Saved entries
• • •
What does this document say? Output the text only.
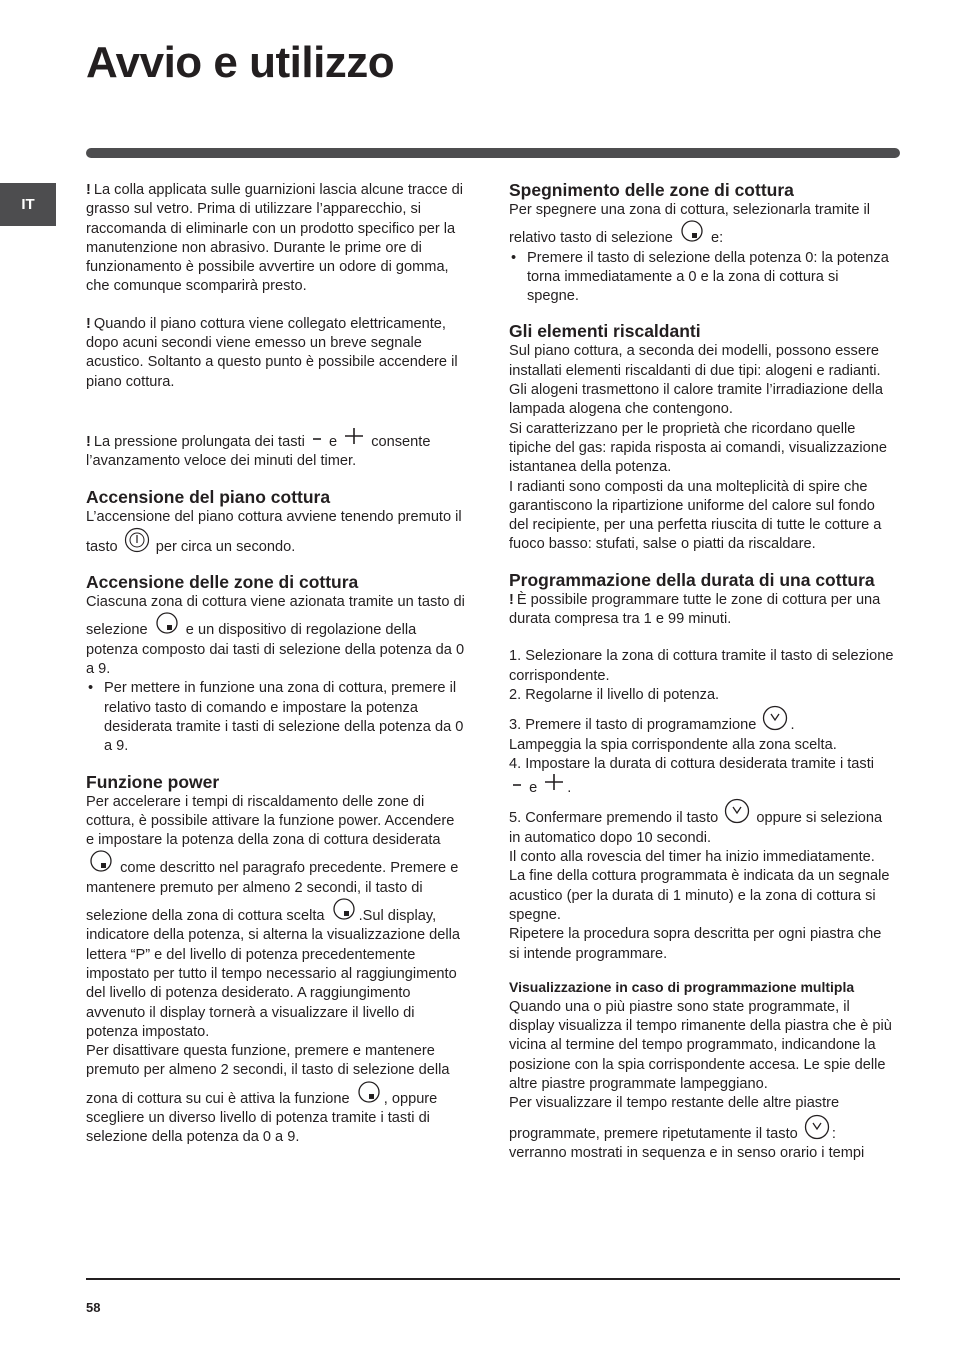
Avvio e utilizzo
IT

! La colla applicata sulle guarnizioni lascia alcune tracce di grasso sul vetro. Prima di utilizzare l’apparecchio, si raccomanda di eliminarle con un prodotto specifico per la manutenzione non abrasivo. Durante le prime ore di funzionamento è possibile avvertire un odore di gomma, che comunque scomparirà presto.

! Quando il piano cottura viene collegato elettricamente, dopo acuni secondi viene emesso un breve segnale acustico. Soltanto a questo punto è possibile accendere il piano cottura.

! La pressione prolungata dei tasti e consente l’avanzamento veloce dei minuti del timer.

Accensione del piano cottura

L’accensione del piano cottura avviene tenendo premuto il tasto	per circa un secondo.

Accensione delle zone di cottura

Ciascuna zona di cottura viene azionata tramite un tasto di selezione	e un dispositivo di regolazione della potenza composto dai tasti di selezione della potenza da 0 a 9.

• Per mettere in funzione una zona di cottura, premere il relativo tasto di comando e impostare la potenza desiderata tramite i tasti di selezione della potenza da 0 a 9.
Funzione power

Per accelerare i tempi di riscaldamento delle zone di cottura, è possibile attivare la funzione power. Accendere e impostare la potenza della zona di cottura desiderata
come descritto nel paragrafo precedente. Premere e mantenere premuto per almeno 2 secondi, il tasto di selezione della zona di cottura scelta .Sul display, indicatore della potenza, si alterna la visualizzazione della lettera “P” e del livello di potenza precedentemente impostato per tutto il tempo necessario al raggiungimento del livello di potenza desiderato. A raggiungimento avvenuto il display tornerà a visualizzare il livello di potenza impostato.

Per disattivare questa funzione, premere e mantenere premuto per almeno 2 secondi, il tasto di selezione della zona di cottura su cui è attiva la funzione , oppure scegliere un diverso livello di potenza tramite i tasti di selezione della potenza da 0 a 9.

Spegnimento delle zone di cottura

Per spegnere una zona di cottura, selezionarla tramite il relativo tasto di selezione	e:

• Premere il tasto di selezione della potenza 0: la potenza torna immediatamente a 0 e la zona di cottura si spegne.
Gli elementi riscaldanti

Sul piano cottura, a seconda dei modelli, possono essere installati elementi riscaldanti di due tipi: alogeni e radianti.

Gli alogeni trasmettono il calore tramite l’irradiazione della lampada alogena che contengono.

Si caratterizzano per le proprietà che ricordano quelle tipiche del gas: rapida risposta ai comandi, visualizzazione istantanea della potenza.

I radianti sono composti da una molteplicità di spire che garantiscono la ripartizione uniforme del calore sul fondo del recipiente, per una perfetta riuscita di tutte le cotture a fuoco basso: stufati, salse o piatti da riscaldare.

Programmazione della durata di una cottura

! È possibile programmare tutte le zone di cottura per una durata compresa tra 1 e 99 minuti.

1. Selezionare la zona di cottura tramite il tasto di selezione corrispondente.

2. Regolarne il livello di potenza.

3. Premere il tasto di programamzione .

Lampeggia la spia corrispondente alla zona scelta.

4. Impostare la durata di cottura desiderata tramite i tasti
e .

5. Confermare premendo il tasto	oppure si seleziona in automatico dopo 10 secondi.

Il conto alla rovescia del timer ha inizio immediatamente. La fine della cottura programmata è indicata da un segnale acustico (per la durata di 1 minuto) e la zona di cottura si spegne.

Ripetere la procedura sopra descritta per ogni piastra che si intende programmare.

Visualizzazione in caso di programmazione multipla

Quando una o più piastre sono state programmate, il display visualizza il tempo rimanente della piastra che è più vicina al termine del tempo programmato, indicandone la posizione con la spia corrispondente accesa. Le spie delle altre piastre programmate lampeggiano.

Per visualizzare il tempo restante delle altre piastre programmate, premere ripetutamente il tasto : verranno mostrati in sequenza e in senso orario i tempi

58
• • •
What the task requires:
Using the entries above, return each line that includes the word "potenza".

Solution to this task:
Ciascuna zona di cottura viene azionata tramite un tasto di selezione	e un dispositivo di regolazione della potenza composto dai tasti di selezione della potenza da 0 a 9.
• Per mettere in funzione una zona di cottura, premere il relativo tasto di comando e impostare la potenza desiderata tramite i tasti di selezione della potenza da 0 a 9.
Per accelerare i tempi di riscaldamento delle zone di cottura, è possibile attivare la funzione power. Accendere e impostare la potenza della zona di cottura desiderata
come descritto nel paragrafo precedente. Premere e mantenere premuto per almeno 2 secondi, il tasto di selezione della zona di cottura scelta .Sul display, indicatore della potenza, si alterna la visualizzazione della lettera “P” e del livello di potenza precedentemente impostato per tutto il tempo necessario al raggiungimento del livello di potenza desiderato. A raggiungimento avvenuto il display tornerà a visualizzare il livello di potenza impostato.
Per disattivare questa funzione, premere e mantenere premuto per almeno 2 secondi, il tasto di selezione della zona di cottura su cui è attiva la funzione , oppure scegliere un diverso livello di potenza tramite i tasti di selezione della potenza da 0 a 9.
• Premere il tasto di selezione della potenza 0: la potenza torna immediatamente a 0 e la zona di cottura si spegne.
Si caratterizzano per le proprietà che ricordano quelle tipiche del gas: rapida risposta ai comandi, visualizzazione istantanea della potenza.
2. Regolarne il livello di potenza.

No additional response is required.